Tugas Anda >>
Jawablah pertanyaan berikut berdasarkan kutipan halaman tentang persaudaraan di bawah ini.
1. Surat dan ayat mana yang disebut menegaskan larangan merusak hubungan?
2. Kapan kekerabatan persaudaraan dikatakan tuntas?
3. Pada hubungan apa dimensi spiritualitas persekutuan manusia berada?

Kutipan Halaman >>
--------------------------------

Alquran melarang setiap muslim melakukan hal yang merusak hubungan ini seperti ditegaskan di dalam surat  Al Hujurat ayat : 11. Kekerabatan persaudaraan akan dikatakan tuntas manakala manu­sia menjadi satu tubuh. Ketika anggota tubuh yang satu sakit, maka yang lain ikut menanggung derita­nya. Demikian satu metafora sebuah hadis Rasulullah SAW menyebutkan bahwa umat muslim itu layaknya «  .. ka l-Jasad l-Wahd » penaka batang tubuh yang satu atau  «  .. ka l-Bunyaan .. » seperti satu bangunan saling kuat bersatu. Persekutuan manusia (ukhuwah insaniyah) dimensi spiritualitasnya pada hubungan manusia dengan Tuhannya. Persekutuan dalam tatanan Kitabullah niscaya terpen­dar dalam pijar hubungan kema­nusiaan, berbangsa dan bernegara.

--------------------------------

Baris Data >>
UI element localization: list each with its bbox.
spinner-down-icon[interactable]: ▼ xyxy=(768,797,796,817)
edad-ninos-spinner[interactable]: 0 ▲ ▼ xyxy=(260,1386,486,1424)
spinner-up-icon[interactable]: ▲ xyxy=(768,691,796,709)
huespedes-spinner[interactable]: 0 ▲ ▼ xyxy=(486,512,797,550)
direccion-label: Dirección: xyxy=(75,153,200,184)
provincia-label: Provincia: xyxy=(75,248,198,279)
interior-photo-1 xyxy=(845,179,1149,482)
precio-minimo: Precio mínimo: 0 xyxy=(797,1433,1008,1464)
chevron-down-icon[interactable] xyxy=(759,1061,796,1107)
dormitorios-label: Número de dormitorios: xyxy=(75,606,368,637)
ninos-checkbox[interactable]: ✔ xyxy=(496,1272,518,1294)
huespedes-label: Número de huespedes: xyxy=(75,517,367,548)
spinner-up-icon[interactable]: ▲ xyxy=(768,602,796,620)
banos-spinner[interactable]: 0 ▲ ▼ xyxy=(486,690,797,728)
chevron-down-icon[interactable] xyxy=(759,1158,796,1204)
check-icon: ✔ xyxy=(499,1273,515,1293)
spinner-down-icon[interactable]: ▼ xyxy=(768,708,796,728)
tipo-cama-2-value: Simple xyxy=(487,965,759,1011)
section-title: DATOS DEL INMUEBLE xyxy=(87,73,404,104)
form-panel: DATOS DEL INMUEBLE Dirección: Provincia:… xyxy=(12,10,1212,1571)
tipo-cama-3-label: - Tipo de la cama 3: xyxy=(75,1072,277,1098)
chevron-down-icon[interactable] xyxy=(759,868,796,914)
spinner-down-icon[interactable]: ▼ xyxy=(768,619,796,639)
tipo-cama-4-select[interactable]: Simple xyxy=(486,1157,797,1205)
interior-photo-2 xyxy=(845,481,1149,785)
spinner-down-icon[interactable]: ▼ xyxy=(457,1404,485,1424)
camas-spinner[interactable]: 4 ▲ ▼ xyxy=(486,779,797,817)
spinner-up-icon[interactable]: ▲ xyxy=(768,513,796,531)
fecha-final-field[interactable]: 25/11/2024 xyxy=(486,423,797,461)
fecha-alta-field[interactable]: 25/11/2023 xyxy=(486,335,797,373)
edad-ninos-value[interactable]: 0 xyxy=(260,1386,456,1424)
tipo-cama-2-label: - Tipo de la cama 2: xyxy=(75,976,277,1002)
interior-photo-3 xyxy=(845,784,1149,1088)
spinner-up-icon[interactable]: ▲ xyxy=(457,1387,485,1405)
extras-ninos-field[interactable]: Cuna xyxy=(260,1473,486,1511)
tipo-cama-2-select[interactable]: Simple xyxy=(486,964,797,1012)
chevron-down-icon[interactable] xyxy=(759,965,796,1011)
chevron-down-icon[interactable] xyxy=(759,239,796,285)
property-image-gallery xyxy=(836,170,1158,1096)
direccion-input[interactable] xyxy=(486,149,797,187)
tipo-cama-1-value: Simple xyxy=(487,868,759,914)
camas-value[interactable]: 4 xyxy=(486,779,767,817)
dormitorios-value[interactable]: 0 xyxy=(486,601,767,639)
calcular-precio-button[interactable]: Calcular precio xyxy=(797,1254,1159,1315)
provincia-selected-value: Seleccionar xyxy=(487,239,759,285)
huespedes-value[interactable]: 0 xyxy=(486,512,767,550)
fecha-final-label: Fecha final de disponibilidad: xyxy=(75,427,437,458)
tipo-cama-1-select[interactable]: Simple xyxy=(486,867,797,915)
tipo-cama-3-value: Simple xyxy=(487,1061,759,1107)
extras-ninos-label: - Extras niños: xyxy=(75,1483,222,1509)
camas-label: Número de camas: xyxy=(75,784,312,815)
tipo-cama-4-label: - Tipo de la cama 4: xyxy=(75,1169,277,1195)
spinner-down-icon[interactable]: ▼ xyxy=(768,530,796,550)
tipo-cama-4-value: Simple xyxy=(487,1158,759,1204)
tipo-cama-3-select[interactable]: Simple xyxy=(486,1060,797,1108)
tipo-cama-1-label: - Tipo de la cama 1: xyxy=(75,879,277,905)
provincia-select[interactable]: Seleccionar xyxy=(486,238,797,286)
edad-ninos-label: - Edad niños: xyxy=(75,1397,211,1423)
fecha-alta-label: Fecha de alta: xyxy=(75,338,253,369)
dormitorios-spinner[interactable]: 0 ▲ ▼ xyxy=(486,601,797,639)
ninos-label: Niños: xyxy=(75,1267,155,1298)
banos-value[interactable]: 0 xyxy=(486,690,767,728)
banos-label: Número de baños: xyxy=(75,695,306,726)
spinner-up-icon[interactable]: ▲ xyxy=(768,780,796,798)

--------------------------------

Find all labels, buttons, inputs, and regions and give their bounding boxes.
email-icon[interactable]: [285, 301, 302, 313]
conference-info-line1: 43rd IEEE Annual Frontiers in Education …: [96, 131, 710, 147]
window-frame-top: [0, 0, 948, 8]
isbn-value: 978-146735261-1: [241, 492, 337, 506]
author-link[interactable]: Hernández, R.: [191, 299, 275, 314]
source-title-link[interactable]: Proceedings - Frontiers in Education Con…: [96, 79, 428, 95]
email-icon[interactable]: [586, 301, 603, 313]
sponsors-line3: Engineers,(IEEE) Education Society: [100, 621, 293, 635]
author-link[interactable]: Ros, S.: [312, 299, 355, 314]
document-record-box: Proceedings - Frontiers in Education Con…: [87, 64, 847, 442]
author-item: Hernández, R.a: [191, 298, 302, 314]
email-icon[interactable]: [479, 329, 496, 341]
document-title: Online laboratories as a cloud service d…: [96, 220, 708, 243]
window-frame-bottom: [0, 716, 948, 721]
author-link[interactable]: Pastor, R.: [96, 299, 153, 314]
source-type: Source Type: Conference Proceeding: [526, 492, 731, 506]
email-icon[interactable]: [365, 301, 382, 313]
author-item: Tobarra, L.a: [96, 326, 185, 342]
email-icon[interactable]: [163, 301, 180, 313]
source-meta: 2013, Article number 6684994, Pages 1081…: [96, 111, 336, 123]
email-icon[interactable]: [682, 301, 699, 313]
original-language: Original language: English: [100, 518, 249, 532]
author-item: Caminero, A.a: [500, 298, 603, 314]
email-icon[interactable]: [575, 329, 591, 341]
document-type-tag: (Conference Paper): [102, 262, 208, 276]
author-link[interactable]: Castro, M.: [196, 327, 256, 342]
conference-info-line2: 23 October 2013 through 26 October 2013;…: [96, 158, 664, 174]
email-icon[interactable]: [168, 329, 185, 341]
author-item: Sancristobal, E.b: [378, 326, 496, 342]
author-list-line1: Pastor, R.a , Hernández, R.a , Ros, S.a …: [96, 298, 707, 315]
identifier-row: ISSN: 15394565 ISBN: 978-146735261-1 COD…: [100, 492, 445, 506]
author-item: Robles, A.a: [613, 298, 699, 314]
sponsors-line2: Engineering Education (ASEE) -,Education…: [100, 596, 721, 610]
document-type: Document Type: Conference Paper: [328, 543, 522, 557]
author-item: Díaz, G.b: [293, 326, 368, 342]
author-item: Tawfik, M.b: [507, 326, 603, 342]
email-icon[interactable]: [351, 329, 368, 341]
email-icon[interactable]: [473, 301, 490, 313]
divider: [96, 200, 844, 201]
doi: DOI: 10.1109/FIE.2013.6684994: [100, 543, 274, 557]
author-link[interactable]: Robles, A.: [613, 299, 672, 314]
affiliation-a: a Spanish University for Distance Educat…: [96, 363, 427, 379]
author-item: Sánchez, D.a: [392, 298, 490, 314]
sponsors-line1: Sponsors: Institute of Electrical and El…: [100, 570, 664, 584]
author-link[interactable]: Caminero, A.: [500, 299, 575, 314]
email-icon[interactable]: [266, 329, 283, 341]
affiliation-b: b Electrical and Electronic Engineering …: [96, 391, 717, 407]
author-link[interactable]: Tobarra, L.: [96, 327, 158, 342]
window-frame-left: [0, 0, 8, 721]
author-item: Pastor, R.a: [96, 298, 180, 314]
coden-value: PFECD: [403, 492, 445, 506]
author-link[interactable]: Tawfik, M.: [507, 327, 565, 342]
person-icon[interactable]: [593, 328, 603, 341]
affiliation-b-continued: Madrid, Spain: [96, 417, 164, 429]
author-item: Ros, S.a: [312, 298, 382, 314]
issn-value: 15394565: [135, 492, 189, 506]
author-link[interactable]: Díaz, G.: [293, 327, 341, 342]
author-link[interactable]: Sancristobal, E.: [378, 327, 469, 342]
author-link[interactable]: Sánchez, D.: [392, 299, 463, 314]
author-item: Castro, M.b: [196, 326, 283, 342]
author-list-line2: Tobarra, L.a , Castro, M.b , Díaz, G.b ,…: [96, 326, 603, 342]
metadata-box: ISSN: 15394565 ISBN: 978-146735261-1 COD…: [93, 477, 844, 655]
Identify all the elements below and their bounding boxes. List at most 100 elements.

--------------------------------

Jawaban >>
1. Surat Al Hujurat ayat 11.
2. Manakala manusia menjadi satu tubuh.
3. Pada hubungan manusia dengan Tuhannya.